**WHAT TO WORK ON**
Using the data below, gather each line that includes the word "content".

**ENTRIES SHOWN**
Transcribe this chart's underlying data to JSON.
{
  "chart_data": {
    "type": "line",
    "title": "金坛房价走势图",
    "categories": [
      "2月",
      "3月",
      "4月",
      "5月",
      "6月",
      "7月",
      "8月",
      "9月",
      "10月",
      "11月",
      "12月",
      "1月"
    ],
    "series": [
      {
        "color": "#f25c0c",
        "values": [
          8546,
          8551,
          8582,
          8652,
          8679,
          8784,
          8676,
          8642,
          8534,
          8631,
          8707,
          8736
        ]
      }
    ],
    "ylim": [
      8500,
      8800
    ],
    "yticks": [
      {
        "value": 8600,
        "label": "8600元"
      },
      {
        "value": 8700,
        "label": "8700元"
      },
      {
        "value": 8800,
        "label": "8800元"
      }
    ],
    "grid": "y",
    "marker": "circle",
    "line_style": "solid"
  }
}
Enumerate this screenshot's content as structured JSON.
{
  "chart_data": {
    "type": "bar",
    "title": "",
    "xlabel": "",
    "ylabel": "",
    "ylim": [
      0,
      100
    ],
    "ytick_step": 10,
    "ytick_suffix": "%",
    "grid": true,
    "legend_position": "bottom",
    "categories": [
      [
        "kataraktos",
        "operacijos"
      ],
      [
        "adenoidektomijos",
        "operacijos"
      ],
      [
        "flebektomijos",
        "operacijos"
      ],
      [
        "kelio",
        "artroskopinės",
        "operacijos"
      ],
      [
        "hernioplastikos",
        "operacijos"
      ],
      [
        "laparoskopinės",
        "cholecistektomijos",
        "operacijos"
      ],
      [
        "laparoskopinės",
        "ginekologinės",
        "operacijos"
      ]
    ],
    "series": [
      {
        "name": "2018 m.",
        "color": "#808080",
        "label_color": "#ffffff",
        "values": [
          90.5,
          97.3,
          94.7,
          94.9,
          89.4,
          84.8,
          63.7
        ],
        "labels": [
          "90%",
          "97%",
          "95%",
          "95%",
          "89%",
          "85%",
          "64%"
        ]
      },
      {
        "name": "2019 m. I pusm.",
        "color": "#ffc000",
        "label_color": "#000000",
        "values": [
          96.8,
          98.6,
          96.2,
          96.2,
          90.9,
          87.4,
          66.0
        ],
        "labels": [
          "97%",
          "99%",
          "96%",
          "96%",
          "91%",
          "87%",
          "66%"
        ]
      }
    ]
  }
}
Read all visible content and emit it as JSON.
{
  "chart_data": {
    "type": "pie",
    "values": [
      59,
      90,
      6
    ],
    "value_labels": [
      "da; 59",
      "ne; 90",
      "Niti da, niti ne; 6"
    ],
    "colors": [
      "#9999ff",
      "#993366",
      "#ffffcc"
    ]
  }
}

**WRITTEN SOLUTION**
Enumerate this screenshot's content as structured JSON.
Read all visible content and emit it as JSON.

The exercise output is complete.